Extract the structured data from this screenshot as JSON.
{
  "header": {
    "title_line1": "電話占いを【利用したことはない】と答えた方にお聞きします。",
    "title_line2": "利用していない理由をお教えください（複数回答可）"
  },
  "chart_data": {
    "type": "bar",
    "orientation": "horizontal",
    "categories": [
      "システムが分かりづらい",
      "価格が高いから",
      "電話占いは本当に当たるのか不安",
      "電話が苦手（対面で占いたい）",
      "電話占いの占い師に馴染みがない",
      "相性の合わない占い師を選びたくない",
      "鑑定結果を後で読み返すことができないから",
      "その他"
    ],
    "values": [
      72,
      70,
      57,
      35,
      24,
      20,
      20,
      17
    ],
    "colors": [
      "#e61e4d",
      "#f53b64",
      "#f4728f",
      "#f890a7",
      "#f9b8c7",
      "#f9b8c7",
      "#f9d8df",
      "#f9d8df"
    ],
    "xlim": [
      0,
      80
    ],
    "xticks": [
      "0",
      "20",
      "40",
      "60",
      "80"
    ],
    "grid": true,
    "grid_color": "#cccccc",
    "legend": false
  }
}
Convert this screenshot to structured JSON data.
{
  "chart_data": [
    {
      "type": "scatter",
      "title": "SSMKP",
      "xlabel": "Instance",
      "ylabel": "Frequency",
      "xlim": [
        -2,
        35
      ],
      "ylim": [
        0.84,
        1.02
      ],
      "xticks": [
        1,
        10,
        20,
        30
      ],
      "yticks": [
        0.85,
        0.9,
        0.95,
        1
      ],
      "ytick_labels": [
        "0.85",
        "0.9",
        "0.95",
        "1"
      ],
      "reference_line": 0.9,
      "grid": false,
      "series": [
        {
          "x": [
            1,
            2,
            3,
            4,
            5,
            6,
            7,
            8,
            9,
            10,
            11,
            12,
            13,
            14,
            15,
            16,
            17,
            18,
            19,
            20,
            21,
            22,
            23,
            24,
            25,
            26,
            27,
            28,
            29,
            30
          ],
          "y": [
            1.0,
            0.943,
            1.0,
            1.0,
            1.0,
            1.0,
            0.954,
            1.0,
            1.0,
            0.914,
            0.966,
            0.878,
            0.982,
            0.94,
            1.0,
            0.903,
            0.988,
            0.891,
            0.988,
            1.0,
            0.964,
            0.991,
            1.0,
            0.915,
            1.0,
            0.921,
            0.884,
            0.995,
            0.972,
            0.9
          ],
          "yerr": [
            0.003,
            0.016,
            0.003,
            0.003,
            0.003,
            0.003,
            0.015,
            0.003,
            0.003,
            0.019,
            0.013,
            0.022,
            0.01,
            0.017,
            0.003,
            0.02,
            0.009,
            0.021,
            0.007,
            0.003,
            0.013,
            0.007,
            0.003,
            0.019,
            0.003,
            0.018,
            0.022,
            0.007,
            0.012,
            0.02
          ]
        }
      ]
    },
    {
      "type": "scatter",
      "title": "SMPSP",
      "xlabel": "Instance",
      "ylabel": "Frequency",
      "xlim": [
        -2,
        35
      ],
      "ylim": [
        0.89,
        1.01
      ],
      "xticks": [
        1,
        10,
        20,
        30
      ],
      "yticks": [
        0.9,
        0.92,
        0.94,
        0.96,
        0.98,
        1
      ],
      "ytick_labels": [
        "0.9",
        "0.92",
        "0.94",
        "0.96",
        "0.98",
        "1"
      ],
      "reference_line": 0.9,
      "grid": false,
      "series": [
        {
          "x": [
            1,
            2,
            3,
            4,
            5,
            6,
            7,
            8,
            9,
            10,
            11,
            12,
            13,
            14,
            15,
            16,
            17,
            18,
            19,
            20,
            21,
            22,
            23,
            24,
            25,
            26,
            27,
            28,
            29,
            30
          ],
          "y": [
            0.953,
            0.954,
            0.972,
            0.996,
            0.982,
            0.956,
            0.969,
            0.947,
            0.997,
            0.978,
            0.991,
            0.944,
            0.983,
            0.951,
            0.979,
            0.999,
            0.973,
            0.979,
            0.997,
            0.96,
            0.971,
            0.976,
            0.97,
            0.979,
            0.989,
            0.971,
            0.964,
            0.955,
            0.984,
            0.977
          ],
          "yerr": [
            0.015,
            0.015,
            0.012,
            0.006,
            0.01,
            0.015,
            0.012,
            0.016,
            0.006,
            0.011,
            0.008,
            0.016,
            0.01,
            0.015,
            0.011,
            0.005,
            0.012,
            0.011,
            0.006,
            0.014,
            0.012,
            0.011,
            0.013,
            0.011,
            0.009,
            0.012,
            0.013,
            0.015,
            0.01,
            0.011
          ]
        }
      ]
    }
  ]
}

^^^^

Challenge:
Repeat the records exactly, including every line.

Written response:
Extract the structured data from this screenshot as JSON.
{
  "header": {
    "title_line1": "電話占いを【利用したことはない】と答えた方にお聞きします。",
    "title_line2": "利用していない理由をお教えください（複数回答可）"
  },
  "chart_data": {
    "type": "bar",
    "orientation": "horizontal",
    "categories": [
      "システムが分かりづらい",
      "価格が高いから",
      "電話占いは本当に当たるのか不安",
      "電話が苦手（対面で占いたい）",
      "電話占いの占い師に馴染みがない",
      "相性の合わない占い師を選びたくない",
      "鑑定結果を後で読み返すことができないから",
      "その他"
    ],
    "values": [
      72,
      70,
      57,
      35,
      24,
      20,
      20,
      17
    ],
    "colors": [
      "#e61e4d",
      "#f53b64",
      "#f4728f",
      "#f890a7",
      "#f9b8c7",
      "#f9b8c7",
      "#f9d8df",
      "#f9d8df"
    ],
    "xlim": [
      0,
      80
    ],
    "xticks": [
      "0",
      "20",
      "40",
      "60",
      "80"
    ],
    "grid": true,
    "grid_color": "#cccccc",
    "legend": false
  }
}
Convert this screenshot to structured JSON data.
{
  "chart_data": [
    {
      "type": "scatter",
      "title": "SSMKP",
      "xlabel": "Instance",
      "ylabel": "Frequency",
      "xlim": [
        -2,
        35
      ],
      "ylim": [
        0.84,
        1.02
      ],
      "xticks": [
        1,
        10,
        20,
        30
      ],
      "yticks": [
        0.85,
        0.9,
        0.95,
        1
      ],
      "ytick_labels": [
        "0.85",
        "0.9",
        "0.95",
        "1"
      ],
      "reference_line": 0.9,
      "grid": false,
      "series": [
        {
          "x": [
            1,
            2,
            3,
            4,
            5,
            6,
            7,
            8,
            9,
            10,
            11,
            12,
            13,
            14,
            15,
            16,
            17,
            18,
            19,
            20,
            21,
            22,
            23,
            24,
            25,
            26,
            27,
            28,
            29,
            30
          ],
          "y": [
            1.0,
            0.943,
            1.0,
            1.0,
            1.0,
            1.0,
            0.954,
            1.0,
            1.0,
            0.914,
            0.966,
            0.878,
            0.982,
            0.94,
            1.0,
            0.903,
            0.988,
            0.891,
            0.988,
            1.0,
            0.964,
            0.991,
            1.0,
            0.915,
            1.0,
            0.921,
            0.884,
            0.995,
            0.972,
            0.9
          ],
          "yerr": [
            0.003,
            0.016,
            0.003,
            0.003,
            0.003,
            0.003,
            0.015,
            0.003,
            0.003,
            0.019,
            0.013,
            0.022,
            0.01,
            0.017,
            0.003,
            0.02,
            0.009,
            0.021,
            0.007,
            0.003,
            0.013,
            0.007,
            0.003,
            0.019,
            0.003,
            0.018,
            0.022,
            0.007,
            0.012,
            0.02
          ]
        }
      ]
    },
    {
      "type": "scatter",
      "title": "SMPSP",
      "xlabel": "Instance",
      "ylabel": "Frequency",
      "xlim": [
        -2,
        35
      ],
      "ylim": [
        0.89,
        1.01
      ],
      "xticks": [
        1,
        10,
        20,
        30
      ],
      "yticks": [
        0.9,
        0.92,
        0.94,
        0.96,
        0.98,
        1
      ],
      "ytick_labels": [
        "0.9",
        "0.92",
        "0.94",
        "0.96",
        "0.98",
        "1"
      ],
      "reference_line": 0.9,
      "grid": false,
      "series": [
        {
          "x": [
            1,
            2,
            3,
            4,
            5,
            6,
            7,
            8,
            9,
            10,
            11,
            12,
            13,
            14,
            15,
            16,
            17,
            18,
            19,
            20,
            21,
            22,
            23,
            24,
            25,
            26,
            27,
            28,
            29,
            30
          ],
          "y": [
            0.953,
            0.954,
            0.972,
            0.996,
            0.982,
            0.956,
            0.969,
            0.947,
            0.997,
            0.978,
            0.991,
            0.944,
            0.983,
            0.951,
            0.979,
            0.999,
            0.973,
            0.979,
            0.997,
            0.96,
            0.971,
            0.976,
            0.97,
            0.979,
            0.989,
            0.971,
            0.964,
            0.955,
            0.984,
            0.977
          ],
          "yerr": [
            0.015,
            0.015,
            0.012,
            0.006,
            0.01,
            0.015,
            0.012,
            0.016,
            0.006,
            0.011,
            0.008,
            0.016,
            0.01,
            0.015,
            0.011,
            0.005,
            0.012,
            0.011,
            0.006,
            0.014,
            0.012,
            0.011,
            0.013,
            0.011,
            0.009,
            0.012,
            0.013,
            0.015,
            0.01,
            0.011
          ]
        }
      ]
    }
  ]
}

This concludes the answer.